=== Set problem 1 ===
Find every line in the entries below that contains the string "clock", and copy each of those lines in full.

=== Selected excerpt ===
========================
YKI, Institute for Surface Chemistry (YKI, Ytkemiska Institutet AB)
- Company type: Industrial research institute
- Industry: Research, Consultant
- Headquarters: Stockholm, Sweden
- Key people: Peter Alberius, President
- Number of employees: About 65 (SP Group 780)
- Parent: Research Institutes of Sweden
- Website: www.yki.se

= Institute for Surface Chemistry =

The Institute for Surface Chemistry, YKI (the Swedish name is Ytkemiska Institutet) is an industrial research institute in applied surface and colloid chemistry located in Stockholm, Sweden. It is located on the campus of the Royal Institute of Technology (KTH). YKI's mission is to transfer and develop innovations to customers in industrial sectors where surface chemistry plays an important role. The areas of expertise lie in the fields of surface and colloid science. It has a staff of approximately 65 persons.

YKI is a part of the SP Group, SP Technical Research Institute of Sweden. The work within YKI is organized in three sections, Materials and Coatings Section, Forest Products Section and Life Science and Chemical Industries Section.
========================
=== Input data ===
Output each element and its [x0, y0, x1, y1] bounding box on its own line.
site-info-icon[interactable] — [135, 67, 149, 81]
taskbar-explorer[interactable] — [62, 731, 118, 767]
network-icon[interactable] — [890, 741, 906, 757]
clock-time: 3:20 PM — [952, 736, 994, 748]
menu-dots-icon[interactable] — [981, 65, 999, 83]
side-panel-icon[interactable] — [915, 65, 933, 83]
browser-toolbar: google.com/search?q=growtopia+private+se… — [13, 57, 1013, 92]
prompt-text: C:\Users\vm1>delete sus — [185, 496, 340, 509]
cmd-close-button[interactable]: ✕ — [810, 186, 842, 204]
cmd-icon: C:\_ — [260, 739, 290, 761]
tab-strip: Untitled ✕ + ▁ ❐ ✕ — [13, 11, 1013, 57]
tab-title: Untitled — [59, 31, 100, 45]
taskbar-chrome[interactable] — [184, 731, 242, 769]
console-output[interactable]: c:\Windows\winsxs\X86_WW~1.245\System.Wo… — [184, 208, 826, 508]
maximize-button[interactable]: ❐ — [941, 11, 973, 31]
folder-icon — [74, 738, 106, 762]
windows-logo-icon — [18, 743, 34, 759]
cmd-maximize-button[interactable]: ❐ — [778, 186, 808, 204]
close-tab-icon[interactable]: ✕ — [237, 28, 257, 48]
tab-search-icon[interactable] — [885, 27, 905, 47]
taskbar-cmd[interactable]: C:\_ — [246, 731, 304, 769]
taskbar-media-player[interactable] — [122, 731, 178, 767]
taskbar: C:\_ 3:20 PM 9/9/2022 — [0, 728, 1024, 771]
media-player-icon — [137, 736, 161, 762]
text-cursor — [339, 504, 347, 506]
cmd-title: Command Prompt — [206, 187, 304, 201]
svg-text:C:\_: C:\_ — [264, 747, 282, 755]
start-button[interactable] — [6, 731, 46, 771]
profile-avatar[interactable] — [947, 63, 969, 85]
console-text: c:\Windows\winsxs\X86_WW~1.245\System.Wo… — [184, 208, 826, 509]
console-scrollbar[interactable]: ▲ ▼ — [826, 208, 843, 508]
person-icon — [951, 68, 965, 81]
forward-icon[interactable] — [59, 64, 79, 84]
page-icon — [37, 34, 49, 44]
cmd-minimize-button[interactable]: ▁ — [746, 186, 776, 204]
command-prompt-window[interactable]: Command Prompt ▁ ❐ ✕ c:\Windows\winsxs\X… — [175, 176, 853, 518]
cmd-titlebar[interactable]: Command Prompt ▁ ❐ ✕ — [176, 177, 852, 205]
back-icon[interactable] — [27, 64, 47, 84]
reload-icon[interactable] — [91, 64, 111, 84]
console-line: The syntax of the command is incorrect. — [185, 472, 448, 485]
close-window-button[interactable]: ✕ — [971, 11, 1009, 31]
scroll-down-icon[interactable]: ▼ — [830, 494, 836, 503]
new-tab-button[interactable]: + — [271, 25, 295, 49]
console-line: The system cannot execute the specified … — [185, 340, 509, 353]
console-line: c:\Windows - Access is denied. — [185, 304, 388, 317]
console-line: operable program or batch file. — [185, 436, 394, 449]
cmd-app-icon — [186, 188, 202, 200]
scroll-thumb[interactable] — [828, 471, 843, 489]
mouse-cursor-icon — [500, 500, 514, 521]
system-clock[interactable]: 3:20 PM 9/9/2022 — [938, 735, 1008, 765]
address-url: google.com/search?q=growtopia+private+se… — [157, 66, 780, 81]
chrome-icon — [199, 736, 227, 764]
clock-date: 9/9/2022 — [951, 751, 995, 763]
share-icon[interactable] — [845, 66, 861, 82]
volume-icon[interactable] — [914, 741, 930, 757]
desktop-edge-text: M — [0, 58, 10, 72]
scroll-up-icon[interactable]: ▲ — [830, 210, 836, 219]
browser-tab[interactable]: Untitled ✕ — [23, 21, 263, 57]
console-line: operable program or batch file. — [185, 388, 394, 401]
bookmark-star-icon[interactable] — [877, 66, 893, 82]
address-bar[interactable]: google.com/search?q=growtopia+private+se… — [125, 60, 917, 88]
========================
=== Set problem 2 ===
Reproduce the Institute for Surface Chemistry text above in its entirety, without changing anything.

=== Written response 1 ===
clock-time: 3:20 PM — [952, 736, 994, 748]
system-clock[interactable]: 3:20 PM 9/9/2022 — [938, 735, 1008, 765]
clock-date: 9/9/2022 — [951, 751, 995, 763]

=== Written response 2 ===
YKI, Institute for Surface Chemistry (YKI, Ytkemiska Institutet AB)
- Company type: Industrial research institute
- Industry: Research, Consultant
- Headquarters: Stockholm, Sweden
- Key people: Peter Alberius, President
- Number of employees: About 65 (SP Group 780)
- Parent: Research Institutes of Sweden
- Website: www.yki.se

= Institute for Surface Chemistry =

The Institute for Surface Chemistry, YKI (the Swedish name is Ytkemiska Institutet) is an industrial research institute in applied surface and colloid chemistry located in Stockholm, Sweden. It is located on the campus of the Royal Institute of Technology (KTH). YKI's mission is to transfer and develop innovations to customers in industrial sectors where surface chemistry plays an important role. The areas of expertise lie in the fields of surface and colloid science. It has a staff of approximately 65 persons.

YKI is a part of the SP Group, SP Technical Research Institute of Sweden. The work within YKI is organized in three sections, Materials and Coatings Section, Forest Products Section and Life Science and Chemical Industries Section.